◆ Stated goal 1
Reproduce the part of the text on Bible verses about sin and forgiveness below, from "You’re free. Completely" up to and including "ever and ever).".

--- Begin Text to read ---

Scriptures For Study (and these babies are worth thinking about)!!!

Please believe them.

  • Romans 6:23 — Wages of sin; but we find it’s a gift of God
  • 1 John 1:9 — God’s faithfulness to forgive, no matter what.
  • Jeremiah 31:34 — No remembrance of sin. (“What sin? What are you talking about.”
  • John 1:12; 5:24; 8:36 — Belief in Christ delivers from sin
  • Romans 6:18, 22; 8:1 — Freedom from sin and guilt

You’re free. Completely and fully, forever and ever. All you must do is walk this out–no guile, no fakery or pretense. You’re behind such things. You’re Him and the sooner you understand the reality of your redemption the better. Repent yes! But follow Him forever (and ever and ever).

His “Irresponsible” Love

“Nothing in the church makes people in the church more angry than grace. It’s ironic: we stumble into a party we weren’t invited to and find the uninvited standing at the door making sure no other uninviteds get in.

--- End Text to read ---
--- Begin Exercise data ---

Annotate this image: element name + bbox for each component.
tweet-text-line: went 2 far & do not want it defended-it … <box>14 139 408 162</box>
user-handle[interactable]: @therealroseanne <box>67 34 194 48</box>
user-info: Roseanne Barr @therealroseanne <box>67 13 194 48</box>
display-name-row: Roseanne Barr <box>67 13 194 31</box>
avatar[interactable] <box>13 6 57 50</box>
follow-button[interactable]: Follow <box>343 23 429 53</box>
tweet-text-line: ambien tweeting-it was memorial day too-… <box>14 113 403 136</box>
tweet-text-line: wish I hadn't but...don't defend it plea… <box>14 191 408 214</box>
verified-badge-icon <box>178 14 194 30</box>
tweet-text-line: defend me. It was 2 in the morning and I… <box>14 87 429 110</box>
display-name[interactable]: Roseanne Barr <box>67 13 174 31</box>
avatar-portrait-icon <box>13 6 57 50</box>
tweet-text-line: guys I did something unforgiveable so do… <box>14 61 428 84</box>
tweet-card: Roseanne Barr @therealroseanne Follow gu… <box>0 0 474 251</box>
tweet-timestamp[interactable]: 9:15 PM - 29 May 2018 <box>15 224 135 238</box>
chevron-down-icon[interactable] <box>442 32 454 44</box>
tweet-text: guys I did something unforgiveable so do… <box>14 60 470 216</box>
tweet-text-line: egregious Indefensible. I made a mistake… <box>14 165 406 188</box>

--- End Exercise data ---

◆ Stated goal 2
Transcribe the records above from their first line up to and including the line with "display-name-row: Roseanne Barr", keeping every character as it appears.

◆ Reply 1
You’re free. Completely and fully, forever and ever. All you must do is walk this out–no guile, no fakery or pretense. You’re behind such things. You’re Him and the sooner you understand the reality of your redemption the better. Repent yes! But follow Him forever (and ever and ever).

◆ Reply 2
Annotate this image: element name + bbox for each component.
tweet-text-line: went 2 far & do not want it defended-it … <box>14 139 408 162</box>
user-handle[interactable]: @therealroseanne <box>67 34 194 48</box>
user-info: Roseanne Barr @therealroseanne <box>67 13 194 48</box>
display-name-row: Roseanne Barr <box>67 13 194 31</box>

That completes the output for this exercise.